━━━ Provided data

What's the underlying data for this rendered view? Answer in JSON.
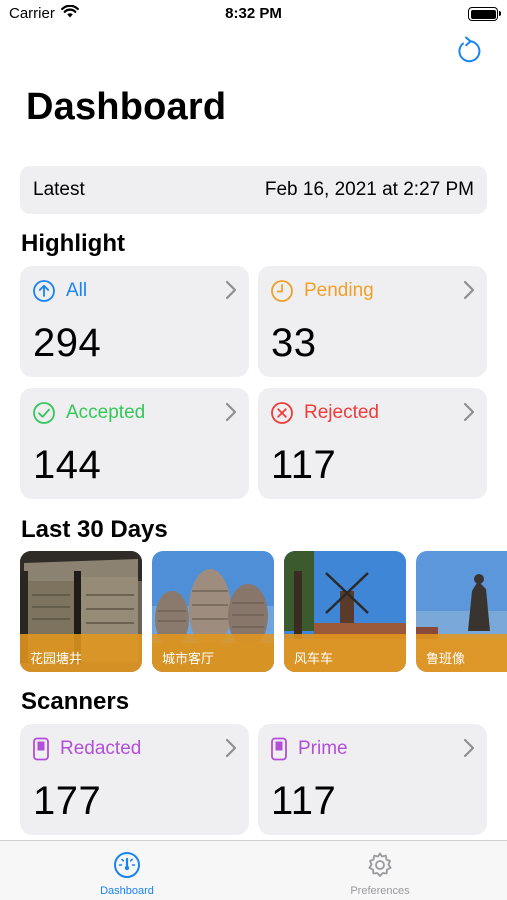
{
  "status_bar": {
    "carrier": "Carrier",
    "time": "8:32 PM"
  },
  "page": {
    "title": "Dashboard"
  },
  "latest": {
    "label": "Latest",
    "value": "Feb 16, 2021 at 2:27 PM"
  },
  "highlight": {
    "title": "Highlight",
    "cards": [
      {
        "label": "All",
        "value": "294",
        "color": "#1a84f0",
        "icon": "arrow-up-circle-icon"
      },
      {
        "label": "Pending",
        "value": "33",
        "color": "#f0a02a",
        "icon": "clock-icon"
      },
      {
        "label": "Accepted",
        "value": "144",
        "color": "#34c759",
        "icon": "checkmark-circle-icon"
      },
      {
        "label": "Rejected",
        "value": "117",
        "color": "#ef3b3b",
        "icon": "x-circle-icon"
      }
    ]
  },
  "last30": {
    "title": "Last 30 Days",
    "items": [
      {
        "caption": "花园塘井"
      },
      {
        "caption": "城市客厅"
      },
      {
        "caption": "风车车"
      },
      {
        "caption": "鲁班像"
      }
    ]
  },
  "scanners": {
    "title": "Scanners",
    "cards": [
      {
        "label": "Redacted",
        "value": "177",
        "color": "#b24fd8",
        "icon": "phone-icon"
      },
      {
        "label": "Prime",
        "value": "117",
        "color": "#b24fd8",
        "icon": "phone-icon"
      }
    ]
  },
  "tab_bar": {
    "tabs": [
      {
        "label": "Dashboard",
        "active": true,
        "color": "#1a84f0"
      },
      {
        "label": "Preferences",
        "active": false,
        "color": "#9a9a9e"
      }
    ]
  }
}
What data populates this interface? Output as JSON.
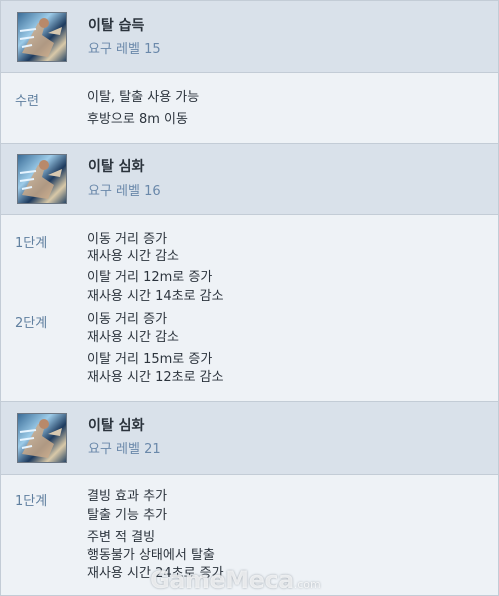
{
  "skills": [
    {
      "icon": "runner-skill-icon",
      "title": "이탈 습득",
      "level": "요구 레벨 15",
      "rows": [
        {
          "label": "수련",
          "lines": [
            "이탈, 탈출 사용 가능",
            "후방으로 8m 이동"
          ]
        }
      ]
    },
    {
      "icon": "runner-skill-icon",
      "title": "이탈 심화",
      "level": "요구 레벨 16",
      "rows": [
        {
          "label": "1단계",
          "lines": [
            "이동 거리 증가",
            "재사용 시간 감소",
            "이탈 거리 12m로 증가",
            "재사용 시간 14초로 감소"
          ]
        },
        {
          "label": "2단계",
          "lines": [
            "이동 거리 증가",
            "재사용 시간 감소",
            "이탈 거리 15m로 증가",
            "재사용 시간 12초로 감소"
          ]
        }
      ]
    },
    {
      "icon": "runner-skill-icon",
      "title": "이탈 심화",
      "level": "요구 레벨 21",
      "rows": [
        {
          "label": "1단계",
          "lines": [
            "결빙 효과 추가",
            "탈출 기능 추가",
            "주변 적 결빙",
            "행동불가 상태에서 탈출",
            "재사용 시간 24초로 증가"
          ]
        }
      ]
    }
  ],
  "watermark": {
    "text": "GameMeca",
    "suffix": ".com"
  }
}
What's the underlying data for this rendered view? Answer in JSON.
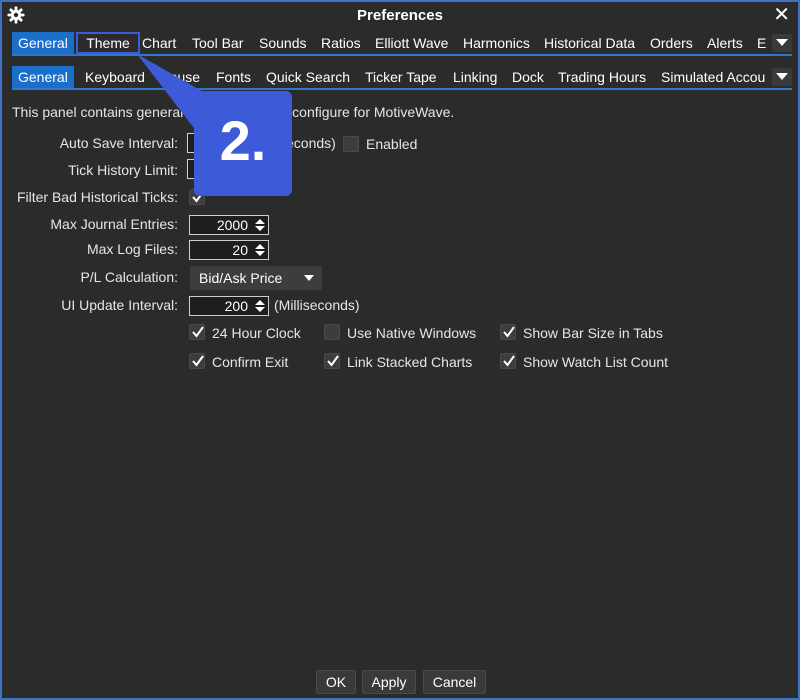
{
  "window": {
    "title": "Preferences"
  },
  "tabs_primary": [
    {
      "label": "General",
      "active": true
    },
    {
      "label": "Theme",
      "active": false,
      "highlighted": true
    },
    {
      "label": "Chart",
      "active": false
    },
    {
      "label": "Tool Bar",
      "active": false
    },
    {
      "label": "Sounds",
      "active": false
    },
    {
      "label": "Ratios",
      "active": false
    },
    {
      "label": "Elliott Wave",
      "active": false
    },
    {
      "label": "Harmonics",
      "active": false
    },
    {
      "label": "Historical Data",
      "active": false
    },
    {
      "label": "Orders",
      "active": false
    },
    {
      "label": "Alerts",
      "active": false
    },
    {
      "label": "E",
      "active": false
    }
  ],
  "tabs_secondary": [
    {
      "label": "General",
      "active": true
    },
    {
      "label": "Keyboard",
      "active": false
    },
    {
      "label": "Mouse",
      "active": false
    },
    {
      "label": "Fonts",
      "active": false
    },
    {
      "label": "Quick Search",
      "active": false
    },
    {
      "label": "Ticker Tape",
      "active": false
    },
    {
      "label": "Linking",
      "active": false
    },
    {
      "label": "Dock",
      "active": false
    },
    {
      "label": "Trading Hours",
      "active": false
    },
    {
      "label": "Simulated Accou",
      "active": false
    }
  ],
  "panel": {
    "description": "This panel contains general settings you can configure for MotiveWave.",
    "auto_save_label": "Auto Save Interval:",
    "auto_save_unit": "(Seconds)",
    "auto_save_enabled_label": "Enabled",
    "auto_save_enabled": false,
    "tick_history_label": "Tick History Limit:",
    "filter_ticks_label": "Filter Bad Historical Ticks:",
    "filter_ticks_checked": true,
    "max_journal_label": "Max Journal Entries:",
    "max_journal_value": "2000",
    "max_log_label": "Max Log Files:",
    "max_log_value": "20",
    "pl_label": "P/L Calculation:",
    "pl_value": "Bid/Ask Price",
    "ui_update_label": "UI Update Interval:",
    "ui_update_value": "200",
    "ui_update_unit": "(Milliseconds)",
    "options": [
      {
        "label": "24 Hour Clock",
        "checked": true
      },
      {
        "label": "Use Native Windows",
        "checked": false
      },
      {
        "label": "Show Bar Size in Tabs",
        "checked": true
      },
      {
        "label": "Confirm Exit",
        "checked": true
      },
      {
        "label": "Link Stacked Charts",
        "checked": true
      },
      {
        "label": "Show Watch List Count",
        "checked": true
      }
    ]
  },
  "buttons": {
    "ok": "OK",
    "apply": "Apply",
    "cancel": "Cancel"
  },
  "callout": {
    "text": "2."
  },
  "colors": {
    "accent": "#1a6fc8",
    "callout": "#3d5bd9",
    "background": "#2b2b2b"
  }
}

━━━━━━

[Prompt]: Extract lines where the string "panel" occurs.

[Response to this exercise]:
  "panel": {
    "description": "This panel contains general settings you can configure for MotiveWave.",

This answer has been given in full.